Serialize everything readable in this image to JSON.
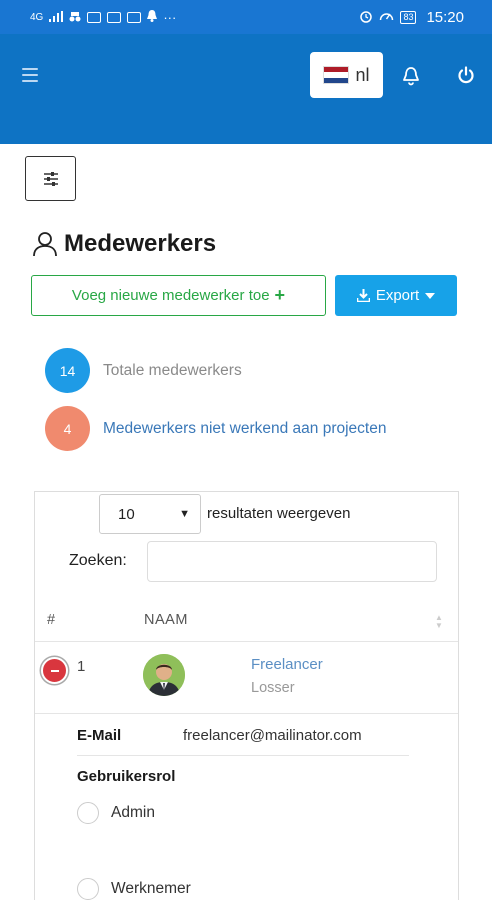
{
  "statusbar": {
    "network": "4G",
    "time": "15:20",
    "battery": "83"
  },
  "header": {
    "language": "nl",
    "flag_colors": [
      "#ae1c28",
      "#ffffff",
      "#21468b"
    ]
  },
  "page": {
    "title": "Medewerkers",
    "add_button_label": "Voeg nieuwe medewerker toe",
    "add_button_icon": "+",
    "export_button_label": "Export"
  },
  "stats": [
    {
      "value": "14",
      "label": "Totale medewerkers",
      "color": "#1e9be6"
    },
    {
      "value": "4",
      "label": "Medewerkers niet werkend aan projecten",
      "color": "#f08a6e"
    }
  ],
  "table": {
    "page_length": "10",
    "page_length_label": "resultaten weergeven",
    "search_label": "Zoeken:",
    "search_value": "",
    "columns": [
      "#",
      "NAAM"
    ],
    "rows": [
      {
        "number": "1",
        "first_name": "Freelancer",
        "last_name": "Losser",
        "email_label": "E-Mail",
        "email": "freelancer@mailinator.com",
        "role_label": "Gebruikersrol",
        "roles": [
          "Admin",
          "Werknemer"
        ]
      }
    ]
  },
  "colors": {
    "primary": "#0e73c4",
    "success": "#28a745",
    "info": "#17a2e8",
    "danger": "#d9363e"
  }
}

..........

STATED PROBLEM -> Drop the images and quote the entries word for word.

TASK OUTPUT ->
Serialize everything readable in this image to JSON.
{
  "statusbar": {
    "network": "4G",
    "time": "15:20",
    "battery": "83"
  },
  "header": {
    "language": "nl",
    "flag_colors": [
      "#ae1c28",
      "#ffffff",
      "#21468b"
    ]
  },
  "page": {
    "title": "Medewerkers",
    "add_button_label": "Voeg nieuwe medewerker toe",
    "add_button_icon": "+",
    "export_button_label": "Export"
  },
  "stats": [
    {
      "value": "14",
      "label": "Totale medewerkers",
      "color": "#1e9be6"
    },
    {
      "value": "4",
      "label": "Medewerkers niet werkend aan projecten",
      "color": "#f08a6e"
    }
  ],
  "table": {
    "page_length": "10",
    "page_length_label": "resultaten weergeven",
    "search_label": "Zoeken:",
    "search_value": "",
    "columns": [
      "#",
      "NAAM"
    ],
    "rows": [
      {
        "number": "1",
        "first_name": "Freelancer",
        "last_name": "Losser",
        "email_label": "E-Mail",
        "email": "freelancer@mailinator.com",
        "role_label": "Gebruikersrol",
        "roles": [
          "Admin",
          "Werknemer"
        ]
      }
    ]
  },
  "colors": {
    "primary": "#0e73c4",
    "success": "#28a745",
    "info": "#17a2e8",
    "danger": "#d9363e"
  }
}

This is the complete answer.